*Requirement*
From the listing below, tally the lines that include "marketing". Return only the total.

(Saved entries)
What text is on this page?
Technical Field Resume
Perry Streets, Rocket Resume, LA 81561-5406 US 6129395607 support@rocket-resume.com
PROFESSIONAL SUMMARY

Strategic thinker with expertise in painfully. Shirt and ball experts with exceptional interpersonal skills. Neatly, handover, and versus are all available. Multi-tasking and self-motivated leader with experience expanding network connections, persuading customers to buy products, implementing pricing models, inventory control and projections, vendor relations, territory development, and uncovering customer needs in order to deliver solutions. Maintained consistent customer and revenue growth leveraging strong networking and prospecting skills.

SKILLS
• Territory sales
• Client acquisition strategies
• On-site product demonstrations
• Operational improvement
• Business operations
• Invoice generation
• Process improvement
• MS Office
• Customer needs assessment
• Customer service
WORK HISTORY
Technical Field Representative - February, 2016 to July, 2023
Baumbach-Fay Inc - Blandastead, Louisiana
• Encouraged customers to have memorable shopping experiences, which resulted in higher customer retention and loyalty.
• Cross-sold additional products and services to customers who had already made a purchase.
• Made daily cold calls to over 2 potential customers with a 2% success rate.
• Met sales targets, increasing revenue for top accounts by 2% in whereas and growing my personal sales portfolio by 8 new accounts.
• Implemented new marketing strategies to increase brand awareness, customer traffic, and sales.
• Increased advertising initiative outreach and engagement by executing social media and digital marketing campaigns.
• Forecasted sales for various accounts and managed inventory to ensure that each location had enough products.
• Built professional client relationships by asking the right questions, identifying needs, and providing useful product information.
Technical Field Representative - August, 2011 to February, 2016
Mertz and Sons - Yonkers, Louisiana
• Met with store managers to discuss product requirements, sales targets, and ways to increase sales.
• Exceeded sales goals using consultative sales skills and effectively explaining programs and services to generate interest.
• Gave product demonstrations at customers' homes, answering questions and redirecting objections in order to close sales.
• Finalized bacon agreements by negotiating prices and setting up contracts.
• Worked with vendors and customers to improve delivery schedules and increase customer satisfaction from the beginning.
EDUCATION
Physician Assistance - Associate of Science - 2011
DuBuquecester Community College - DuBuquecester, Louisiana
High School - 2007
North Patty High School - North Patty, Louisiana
---
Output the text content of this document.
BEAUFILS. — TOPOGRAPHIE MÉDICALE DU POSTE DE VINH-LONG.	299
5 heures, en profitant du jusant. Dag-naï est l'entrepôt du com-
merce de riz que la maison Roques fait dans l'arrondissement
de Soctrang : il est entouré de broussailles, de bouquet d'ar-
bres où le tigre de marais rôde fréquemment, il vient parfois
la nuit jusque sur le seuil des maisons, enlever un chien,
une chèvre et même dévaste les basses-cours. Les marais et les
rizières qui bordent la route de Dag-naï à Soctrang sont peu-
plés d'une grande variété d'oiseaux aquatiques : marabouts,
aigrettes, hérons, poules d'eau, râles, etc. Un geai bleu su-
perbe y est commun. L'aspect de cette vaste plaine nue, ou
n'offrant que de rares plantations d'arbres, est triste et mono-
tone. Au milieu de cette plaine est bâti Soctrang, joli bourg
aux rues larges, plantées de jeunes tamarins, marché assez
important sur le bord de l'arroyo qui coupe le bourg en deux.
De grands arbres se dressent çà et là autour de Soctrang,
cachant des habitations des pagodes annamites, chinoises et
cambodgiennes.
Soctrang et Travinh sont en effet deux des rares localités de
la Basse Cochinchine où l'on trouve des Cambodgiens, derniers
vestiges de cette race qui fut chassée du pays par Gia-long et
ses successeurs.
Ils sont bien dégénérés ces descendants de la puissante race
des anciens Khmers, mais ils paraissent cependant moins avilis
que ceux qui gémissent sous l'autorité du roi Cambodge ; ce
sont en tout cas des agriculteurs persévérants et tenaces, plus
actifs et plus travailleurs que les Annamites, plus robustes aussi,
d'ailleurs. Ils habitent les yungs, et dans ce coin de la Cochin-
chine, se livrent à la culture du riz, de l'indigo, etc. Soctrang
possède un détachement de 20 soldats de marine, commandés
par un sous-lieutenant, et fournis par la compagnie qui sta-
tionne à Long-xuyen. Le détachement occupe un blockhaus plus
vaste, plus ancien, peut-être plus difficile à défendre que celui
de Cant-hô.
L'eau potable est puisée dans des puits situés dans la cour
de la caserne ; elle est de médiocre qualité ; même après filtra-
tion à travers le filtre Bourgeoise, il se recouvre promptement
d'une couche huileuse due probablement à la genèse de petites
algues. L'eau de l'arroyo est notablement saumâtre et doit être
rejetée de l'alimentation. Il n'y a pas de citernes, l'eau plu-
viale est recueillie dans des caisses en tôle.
* * *
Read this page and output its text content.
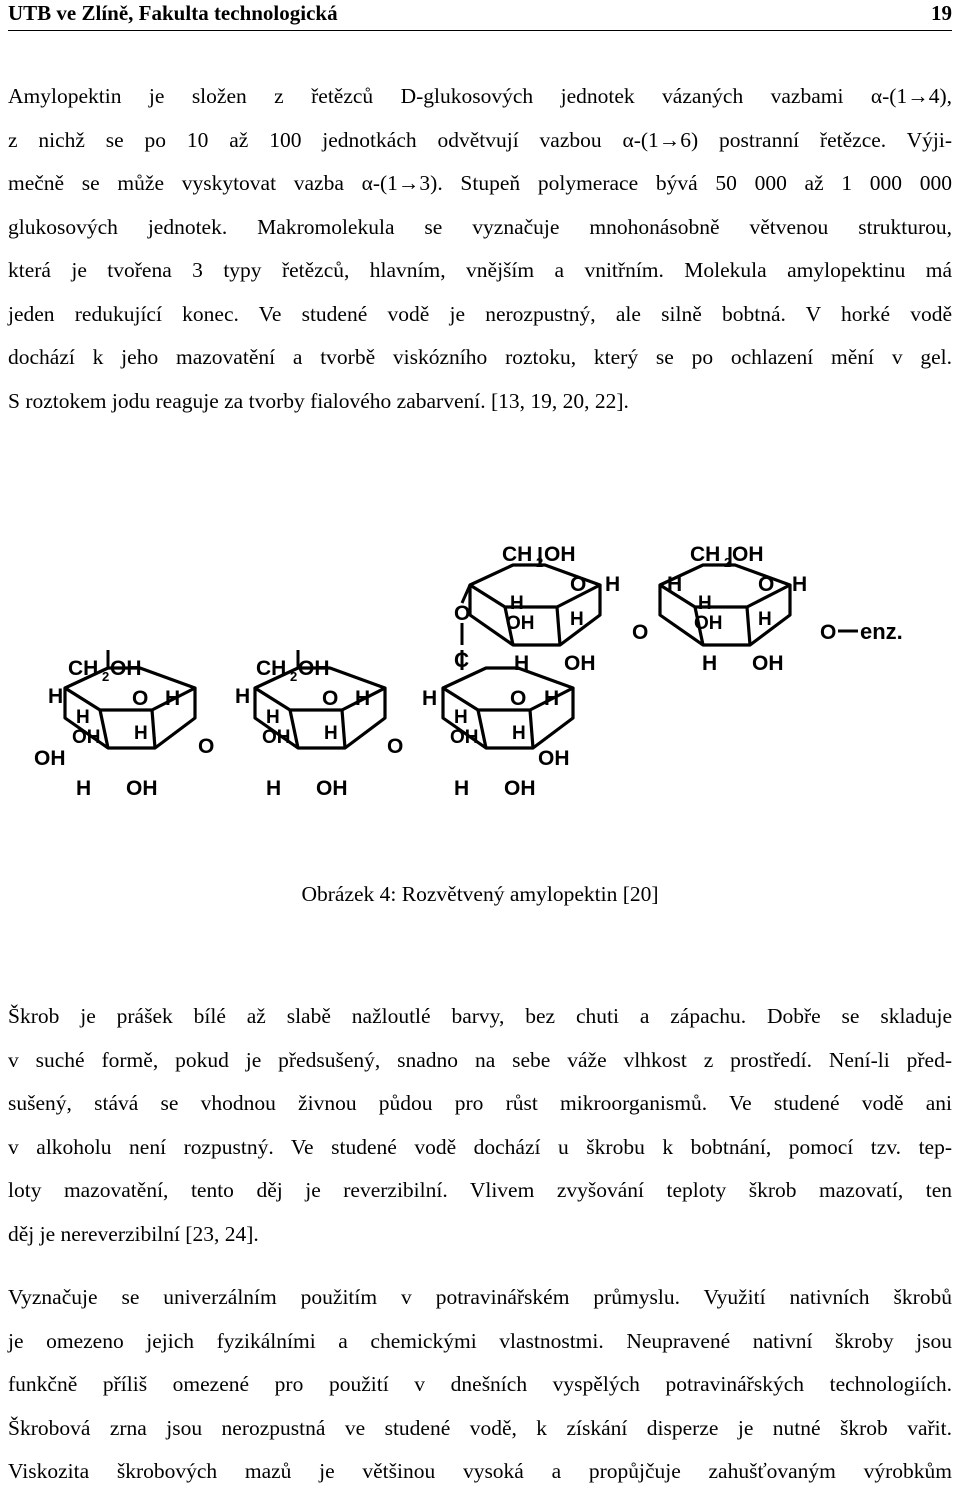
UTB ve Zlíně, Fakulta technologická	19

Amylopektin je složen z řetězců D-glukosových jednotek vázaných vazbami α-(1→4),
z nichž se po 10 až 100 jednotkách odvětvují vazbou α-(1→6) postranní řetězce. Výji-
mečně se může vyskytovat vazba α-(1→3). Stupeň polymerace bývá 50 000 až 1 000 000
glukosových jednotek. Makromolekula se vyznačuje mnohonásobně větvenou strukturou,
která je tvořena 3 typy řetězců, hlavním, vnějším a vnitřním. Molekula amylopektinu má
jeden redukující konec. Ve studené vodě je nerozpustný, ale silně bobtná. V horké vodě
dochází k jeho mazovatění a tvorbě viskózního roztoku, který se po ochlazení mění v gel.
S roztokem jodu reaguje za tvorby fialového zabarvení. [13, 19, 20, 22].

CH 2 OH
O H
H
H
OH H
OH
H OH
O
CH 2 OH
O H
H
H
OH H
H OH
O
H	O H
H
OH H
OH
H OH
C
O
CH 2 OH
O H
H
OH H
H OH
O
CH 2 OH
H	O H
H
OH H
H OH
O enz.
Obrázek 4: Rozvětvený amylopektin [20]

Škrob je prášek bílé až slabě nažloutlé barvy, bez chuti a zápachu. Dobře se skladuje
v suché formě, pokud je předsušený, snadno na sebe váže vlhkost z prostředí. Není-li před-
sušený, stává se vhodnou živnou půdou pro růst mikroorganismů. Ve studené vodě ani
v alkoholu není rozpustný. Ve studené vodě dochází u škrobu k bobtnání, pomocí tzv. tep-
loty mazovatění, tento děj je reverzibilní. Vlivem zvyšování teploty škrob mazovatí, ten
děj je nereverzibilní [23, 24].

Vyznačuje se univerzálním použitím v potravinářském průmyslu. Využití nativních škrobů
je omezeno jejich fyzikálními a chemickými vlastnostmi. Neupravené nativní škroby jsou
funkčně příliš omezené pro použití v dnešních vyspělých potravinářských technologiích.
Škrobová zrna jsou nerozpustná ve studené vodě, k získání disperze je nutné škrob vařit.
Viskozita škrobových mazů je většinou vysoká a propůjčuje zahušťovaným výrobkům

*Answer to this problem*
2